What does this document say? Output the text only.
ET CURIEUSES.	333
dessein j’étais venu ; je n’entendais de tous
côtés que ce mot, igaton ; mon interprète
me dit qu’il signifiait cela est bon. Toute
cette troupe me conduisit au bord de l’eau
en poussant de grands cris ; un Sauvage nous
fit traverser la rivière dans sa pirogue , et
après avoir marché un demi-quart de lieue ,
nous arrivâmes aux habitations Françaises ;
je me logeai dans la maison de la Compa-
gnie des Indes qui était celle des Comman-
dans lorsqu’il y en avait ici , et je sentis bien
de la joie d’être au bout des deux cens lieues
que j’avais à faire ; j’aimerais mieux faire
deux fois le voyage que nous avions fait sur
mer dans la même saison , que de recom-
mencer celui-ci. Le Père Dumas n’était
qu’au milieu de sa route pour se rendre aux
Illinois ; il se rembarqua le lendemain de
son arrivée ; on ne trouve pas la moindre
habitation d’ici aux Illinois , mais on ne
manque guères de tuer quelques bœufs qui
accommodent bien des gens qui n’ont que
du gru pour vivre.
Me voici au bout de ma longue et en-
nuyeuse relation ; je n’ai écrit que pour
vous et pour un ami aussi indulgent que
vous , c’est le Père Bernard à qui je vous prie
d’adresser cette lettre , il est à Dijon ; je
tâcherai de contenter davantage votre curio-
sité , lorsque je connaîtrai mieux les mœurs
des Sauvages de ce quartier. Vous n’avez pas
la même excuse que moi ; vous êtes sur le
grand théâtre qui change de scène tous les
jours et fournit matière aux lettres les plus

· · · · · · ·

● **WHAT TO PRODUCE**
Write out the entries above word for word.

● **THE REPLY**
What does this document say? Output the text only.
ET CURIEUSES.	333
dessein j’étais venu ; je n’entendais de tous
côtés que ce mot, igaton ; mon interprète
me dit qu’il signifiait cela est bon. Toute
cette troupe me conduisit au bord de l’eau
en poussant de grands cris ; un Sauvage nous
fit traverser la rivière dans sa pirogue , et
après avoir marché un demi-quart de lieue ,
nous arrivâmes aux habitations Françaises ;
je me logeai dans la maison de la Compa-
gnie des Indes qui était celle des Comman-
dans lorsqu’il y en avait ici , et je sentis bien
de la joie d’être au bout des deux cens lieues
que j’avais à faire ; j’aimerais mieux faire
deux fois le voyage que nous avions fait sur
mer dans la même saison , que de recom-
mencer celui-ci. Le Père Dumas n’était
qu’au milieu de sa route pour se rendre aux
Illinois ; il se rembarqua le lendemain de
son arrivée ; on ne trouve pas la moindre
habitation d’ici aux Illinois , mais on ne
manque guères de tuer quelques bœufs qui
accommodent bien des gens qui n’ont que
du gru pour vivre.
Me voici au bout de ma longue et en-
nuyeuse relation ; je n’ai écrit que pour
vous et pour un ami aussi indulgent que
vous , c’est le Père Bernard à qui je vous prie
d’adresser cette lettre , il est à Dijon ; je
tâcherai de contenter davantage votre curio-
sité , lorsque je connaîtrai mieux les mœurs
des Sauvages de ce quartier. Vous n’avez pas
la même excuse que moi ; vous êtes sur le
grand théâtre qui change de scène tous les
jours et fournit matière aux lettres les plus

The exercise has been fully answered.